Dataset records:
--- Start ---

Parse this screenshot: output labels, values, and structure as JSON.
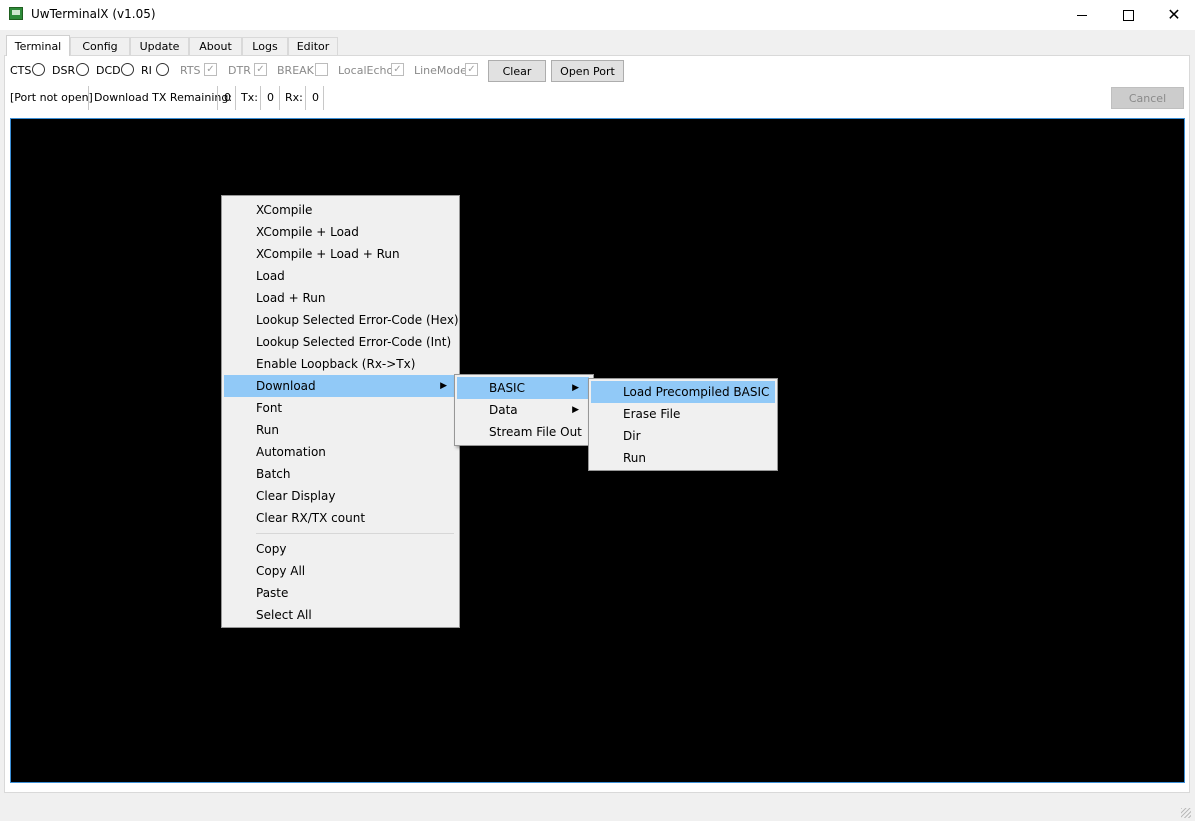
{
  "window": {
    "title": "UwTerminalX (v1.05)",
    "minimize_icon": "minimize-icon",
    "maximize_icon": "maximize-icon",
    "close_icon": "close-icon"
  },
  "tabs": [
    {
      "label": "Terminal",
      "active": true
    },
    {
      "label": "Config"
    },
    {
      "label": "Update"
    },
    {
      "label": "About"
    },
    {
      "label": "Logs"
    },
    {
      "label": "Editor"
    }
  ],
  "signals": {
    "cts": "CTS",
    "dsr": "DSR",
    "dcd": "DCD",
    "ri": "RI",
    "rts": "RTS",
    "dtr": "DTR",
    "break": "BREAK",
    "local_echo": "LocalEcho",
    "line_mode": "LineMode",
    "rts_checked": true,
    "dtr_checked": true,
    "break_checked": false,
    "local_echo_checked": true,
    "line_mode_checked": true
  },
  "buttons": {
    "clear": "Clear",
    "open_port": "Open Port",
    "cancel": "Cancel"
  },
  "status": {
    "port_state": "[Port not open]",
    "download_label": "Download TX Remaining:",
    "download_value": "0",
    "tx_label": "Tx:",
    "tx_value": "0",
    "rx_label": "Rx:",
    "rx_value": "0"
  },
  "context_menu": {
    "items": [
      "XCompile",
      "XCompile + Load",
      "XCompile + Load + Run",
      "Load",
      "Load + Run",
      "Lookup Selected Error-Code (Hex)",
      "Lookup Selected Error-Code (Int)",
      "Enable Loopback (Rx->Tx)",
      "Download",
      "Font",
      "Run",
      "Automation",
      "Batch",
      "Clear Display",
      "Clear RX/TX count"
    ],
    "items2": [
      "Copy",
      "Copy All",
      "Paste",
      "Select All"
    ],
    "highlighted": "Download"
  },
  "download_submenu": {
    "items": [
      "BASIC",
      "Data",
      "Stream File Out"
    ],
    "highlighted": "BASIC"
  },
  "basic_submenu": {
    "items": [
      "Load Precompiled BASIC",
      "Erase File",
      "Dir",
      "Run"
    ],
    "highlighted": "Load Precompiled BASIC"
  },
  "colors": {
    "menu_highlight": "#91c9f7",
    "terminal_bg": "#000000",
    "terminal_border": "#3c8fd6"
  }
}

--- End ---
--- Start ---

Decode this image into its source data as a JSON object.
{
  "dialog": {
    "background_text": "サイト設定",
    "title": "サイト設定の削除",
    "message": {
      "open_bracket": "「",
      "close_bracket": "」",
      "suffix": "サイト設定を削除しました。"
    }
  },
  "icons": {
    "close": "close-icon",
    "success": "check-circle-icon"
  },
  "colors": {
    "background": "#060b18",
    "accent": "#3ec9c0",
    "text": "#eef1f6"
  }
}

--- End ---
--- Start ---

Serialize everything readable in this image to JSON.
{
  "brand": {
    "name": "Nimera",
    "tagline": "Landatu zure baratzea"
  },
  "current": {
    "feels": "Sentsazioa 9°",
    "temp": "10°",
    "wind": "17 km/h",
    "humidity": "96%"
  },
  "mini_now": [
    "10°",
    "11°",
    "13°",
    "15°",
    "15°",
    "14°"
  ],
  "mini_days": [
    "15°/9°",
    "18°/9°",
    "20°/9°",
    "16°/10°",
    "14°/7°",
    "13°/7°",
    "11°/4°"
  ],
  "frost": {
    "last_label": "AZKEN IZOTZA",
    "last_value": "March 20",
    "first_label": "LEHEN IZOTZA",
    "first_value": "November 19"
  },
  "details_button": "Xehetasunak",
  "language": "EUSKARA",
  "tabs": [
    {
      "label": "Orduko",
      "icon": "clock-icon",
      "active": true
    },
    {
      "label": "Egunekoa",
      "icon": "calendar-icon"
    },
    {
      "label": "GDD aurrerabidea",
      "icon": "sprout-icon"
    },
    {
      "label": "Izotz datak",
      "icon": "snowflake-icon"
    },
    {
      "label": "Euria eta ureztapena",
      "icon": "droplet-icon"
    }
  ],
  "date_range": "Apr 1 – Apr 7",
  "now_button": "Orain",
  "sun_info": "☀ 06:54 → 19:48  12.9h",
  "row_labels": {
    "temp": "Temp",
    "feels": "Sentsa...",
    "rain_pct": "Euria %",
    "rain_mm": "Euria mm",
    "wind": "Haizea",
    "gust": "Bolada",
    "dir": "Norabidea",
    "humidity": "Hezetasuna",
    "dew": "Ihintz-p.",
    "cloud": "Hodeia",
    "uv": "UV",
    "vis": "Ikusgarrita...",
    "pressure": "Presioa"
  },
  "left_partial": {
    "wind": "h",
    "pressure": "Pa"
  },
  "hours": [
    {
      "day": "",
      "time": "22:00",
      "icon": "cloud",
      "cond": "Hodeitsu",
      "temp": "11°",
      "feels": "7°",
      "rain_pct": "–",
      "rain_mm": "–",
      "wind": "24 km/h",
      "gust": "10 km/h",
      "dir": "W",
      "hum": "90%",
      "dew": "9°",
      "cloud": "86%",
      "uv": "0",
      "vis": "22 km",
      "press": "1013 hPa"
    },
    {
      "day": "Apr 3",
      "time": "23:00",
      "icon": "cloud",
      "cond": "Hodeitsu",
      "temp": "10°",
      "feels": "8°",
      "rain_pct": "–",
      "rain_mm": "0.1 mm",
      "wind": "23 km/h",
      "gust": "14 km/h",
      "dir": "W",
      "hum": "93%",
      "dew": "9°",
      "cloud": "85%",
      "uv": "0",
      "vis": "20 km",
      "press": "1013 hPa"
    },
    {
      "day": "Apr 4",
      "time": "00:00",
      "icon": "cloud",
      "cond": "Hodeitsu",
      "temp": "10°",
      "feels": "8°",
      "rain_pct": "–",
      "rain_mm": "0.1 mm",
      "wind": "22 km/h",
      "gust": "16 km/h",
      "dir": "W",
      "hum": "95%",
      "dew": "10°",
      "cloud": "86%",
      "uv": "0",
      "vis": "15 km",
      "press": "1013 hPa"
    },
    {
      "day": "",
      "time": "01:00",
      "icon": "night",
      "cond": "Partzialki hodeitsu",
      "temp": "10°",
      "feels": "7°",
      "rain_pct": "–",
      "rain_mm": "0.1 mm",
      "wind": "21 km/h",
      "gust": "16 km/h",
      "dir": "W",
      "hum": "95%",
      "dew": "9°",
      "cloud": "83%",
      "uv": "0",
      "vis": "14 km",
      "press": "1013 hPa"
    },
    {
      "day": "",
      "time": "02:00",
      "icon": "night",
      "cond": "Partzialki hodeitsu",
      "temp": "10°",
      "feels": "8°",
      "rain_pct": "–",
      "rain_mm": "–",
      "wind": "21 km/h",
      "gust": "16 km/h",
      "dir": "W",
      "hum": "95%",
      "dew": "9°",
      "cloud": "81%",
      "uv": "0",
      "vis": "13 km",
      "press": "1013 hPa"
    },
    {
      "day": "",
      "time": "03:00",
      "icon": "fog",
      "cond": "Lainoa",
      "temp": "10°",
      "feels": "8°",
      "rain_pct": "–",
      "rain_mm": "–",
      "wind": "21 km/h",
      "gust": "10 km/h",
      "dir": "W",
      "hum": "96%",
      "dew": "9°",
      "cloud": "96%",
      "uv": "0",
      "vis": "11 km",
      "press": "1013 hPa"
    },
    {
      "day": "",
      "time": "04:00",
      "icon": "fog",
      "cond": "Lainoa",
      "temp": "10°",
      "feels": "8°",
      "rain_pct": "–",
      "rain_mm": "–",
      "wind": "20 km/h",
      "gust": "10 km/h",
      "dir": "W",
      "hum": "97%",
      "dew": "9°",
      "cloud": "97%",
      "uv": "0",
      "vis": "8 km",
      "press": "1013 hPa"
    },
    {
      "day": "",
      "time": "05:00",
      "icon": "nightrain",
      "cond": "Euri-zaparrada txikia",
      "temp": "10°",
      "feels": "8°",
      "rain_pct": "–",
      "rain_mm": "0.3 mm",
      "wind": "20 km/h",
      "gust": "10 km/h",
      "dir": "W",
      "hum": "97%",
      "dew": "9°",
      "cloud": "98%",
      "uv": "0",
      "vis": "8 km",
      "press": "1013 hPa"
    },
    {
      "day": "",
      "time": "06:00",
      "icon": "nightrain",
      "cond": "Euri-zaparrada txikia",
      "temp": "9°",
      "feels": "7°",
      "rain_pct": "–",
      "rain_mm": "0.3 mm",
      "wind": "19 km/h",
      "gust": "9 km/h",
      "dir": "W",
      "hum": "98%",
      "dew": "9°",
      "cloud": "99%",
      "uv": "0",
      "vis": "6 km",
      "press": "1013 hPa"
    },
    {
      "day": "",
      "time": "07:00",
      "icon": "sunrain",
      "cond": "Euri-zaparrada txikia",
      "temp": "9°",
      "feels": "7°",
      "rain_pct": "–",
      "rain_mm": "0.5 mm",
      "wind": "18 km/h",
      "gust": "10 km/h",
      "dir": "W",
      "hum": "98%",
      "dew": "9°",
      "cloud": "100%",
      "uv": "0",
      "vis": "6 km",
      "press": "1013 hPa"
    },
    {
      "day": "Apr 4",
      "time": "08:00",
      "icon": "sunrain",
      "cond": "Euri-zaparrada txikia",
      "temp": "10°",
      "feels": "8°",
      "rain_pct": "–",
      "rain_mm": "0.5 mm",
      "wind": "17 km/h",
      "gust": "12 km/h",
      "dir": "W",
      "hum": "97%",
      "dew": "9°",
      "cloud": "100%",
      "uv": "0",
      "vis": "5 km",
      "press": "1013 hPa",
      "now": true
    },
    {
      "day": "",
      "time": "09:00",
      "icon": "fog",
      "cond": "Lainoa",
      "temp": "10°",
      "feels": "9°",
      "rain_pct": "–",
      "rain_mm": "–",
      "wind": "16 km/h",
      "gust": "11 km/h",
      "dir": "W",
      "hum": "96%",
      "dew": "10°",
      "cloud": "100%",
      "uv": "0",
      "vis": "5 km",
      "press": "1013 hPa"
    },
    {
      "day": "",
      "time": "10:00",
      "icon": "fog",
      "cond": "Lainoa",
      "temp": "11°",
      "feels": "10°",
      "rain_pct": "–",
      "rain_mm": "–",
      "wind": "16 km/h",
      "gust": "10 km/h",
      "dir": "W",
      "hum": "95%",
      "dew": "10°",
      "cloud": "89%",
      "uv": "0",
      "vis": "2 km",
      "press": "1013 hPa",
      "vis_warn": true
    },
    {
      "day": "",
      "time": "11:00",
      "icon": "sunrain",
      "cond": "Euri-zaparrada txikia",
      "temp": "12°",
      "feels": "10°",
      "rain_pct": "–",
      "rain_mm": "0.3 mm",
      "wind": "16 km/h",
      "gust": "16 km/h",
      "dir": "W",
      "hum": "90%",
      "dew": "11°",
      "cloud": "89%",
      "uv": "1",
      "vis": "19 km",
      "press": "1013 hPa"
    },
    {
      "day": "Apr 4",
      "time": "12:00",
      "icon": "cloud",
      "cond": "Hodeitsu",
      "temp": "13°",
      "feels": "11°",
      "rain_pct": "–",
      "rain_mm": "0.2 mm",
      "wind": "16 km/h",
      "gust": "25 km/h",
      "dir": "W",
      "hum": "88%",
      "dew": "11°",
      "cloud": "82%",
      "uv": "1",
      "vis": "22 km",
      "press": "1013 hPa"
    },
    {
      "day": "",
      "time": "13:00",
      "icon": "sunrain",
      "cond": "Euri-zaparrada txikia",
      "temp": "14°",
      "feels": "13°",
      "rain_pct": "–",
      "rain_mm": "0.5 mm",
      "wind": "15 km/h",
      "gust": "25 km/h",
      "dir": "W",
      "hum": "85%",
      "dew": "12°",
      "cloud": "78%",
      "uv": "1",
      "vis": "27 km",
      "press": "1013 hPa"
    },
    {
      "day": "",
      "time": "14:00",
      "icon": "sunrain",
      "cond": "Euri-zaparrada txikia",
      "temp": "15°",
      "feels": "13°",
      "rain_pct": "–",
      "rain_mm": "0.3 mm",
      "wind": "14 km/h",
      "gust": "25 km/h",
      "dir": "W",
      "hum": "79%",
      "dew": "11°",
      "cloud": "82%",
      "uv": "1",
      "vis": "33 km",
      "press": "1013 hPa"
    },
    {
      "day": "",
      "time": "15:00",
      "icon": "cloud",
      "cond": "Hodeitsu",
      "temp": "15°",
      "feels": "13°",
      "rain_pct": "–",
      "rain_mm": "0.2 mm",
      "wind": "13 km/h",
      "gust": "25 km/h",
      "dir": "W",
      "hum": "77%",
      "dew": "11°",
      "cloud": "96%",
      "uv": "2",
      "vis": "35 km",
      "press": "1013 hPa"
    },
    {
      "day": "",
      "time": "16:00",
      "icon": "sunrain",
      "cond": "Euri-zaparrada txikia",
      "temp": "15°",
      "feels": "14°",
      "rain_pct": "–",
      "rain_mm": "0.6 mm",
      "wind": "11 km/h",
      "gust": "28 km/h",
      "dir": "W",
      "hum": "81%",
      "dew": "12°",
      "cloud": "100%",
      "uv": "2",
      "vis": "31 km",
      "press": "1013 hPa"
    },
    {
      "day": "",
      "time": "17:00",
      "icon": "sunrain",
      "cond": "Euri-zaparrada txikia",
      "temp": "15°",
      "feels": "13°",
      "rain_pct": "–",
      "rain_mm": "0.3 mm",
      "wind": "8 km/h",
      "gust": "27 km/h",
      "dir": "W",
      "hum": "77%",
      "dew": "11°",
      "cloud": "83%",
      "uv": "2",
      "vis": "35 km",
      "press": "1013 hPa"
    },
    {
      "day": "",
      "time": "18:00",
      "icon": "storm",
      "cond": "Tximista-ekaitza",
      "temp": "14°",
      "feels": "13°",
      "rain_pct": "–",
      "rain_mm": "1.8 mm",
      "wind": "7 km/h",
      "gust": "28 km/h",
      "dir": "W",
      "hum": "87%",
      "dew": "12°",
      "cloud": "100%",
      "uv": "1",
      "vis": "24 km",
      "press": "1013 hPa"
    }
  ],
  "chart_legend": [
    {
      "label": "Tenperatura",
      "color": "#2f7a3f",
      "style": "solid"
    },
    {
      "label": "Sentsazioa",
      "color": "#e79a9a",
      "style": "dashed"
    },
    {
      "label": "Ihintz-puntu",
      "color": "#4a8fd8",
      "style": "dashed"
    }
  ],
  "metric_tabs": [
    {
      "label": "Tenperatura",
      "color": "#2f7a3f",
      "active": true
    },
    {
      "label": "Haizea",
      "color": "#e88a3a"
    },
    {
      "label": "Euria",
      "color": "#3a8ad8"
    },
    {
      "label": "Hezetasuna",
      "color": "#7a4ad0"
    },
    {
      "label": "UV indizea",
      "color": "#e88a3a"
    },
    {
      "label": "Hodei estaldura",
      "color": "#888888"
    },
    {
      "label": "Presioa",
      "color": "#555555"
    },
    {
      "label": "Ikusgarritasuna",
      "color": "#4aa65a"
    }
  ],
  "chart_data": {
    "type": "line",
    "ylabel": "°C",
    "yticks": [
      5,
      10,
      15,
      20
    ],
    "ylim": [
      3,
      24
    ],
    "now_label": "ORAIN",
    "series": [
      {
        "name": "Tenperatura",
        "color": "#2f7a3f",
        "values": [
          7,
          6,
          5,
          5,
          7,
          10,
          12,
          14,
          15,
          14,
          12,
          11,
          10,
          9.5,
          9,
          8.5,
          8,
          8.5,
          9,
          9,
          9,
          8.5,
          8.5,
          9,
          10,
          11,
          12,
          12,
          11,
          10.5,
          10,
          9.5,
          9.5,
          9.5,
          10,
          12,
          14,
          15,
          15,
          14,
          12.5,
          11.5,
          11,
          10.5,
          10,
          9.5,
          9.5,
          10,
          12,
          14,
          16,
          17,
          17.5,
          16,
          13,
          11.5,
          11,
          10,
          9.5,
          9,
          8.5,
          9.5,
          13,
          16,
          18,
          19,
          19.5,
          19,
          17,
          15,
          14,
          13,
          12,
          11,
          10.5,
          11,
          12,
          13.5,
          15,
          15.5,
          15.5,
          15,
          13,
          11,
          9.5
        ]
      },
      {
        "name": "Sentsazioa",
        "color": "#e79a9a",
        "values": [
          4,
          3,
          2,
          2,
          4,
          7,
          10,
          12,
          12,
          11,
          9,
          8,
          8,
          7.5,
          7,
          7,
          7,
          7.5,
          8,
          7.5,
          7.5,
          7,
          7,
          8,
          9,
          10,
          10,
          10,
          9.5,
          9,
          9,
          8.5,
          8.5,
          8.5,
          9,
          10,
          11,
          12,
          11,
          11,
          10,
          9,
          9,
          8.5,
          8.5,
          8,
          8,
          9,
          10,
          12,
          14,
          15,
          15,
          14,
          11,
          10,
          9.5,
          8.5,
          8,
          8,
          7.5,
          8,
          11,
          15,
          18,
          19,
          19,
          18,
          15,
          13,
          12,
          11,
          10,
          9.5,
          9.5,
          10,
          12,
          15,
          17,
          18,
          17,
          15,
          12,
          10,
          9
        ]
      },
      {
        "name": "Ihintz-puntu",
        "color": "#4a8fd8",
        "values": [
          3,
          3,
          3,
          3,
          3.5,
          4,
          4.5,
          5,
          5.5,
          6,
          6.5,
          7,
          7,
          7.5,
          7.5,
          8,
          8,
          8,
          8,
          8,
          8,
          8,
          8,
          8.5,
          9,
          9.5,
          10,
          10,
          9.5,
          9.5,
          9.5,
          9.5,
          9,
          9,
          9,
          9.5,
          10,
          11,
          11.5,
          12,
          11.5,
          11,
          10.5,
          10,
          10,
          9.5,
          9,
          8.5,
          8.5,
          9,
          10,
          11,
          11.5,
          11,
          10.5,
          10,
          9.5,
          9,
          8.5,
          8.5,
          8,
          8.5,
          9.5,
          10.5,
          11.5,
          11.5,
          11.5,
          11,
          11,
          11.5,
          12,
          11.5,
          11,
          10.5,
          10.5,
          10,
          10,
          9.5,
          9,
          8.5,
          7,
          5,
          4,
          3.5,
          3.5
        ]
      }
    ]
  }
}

--- End ---

In the records above, find each line that holds the word "Port"; copy all such lines.

    "open_port": "Open Port",
    "port_state": "[Port not open]",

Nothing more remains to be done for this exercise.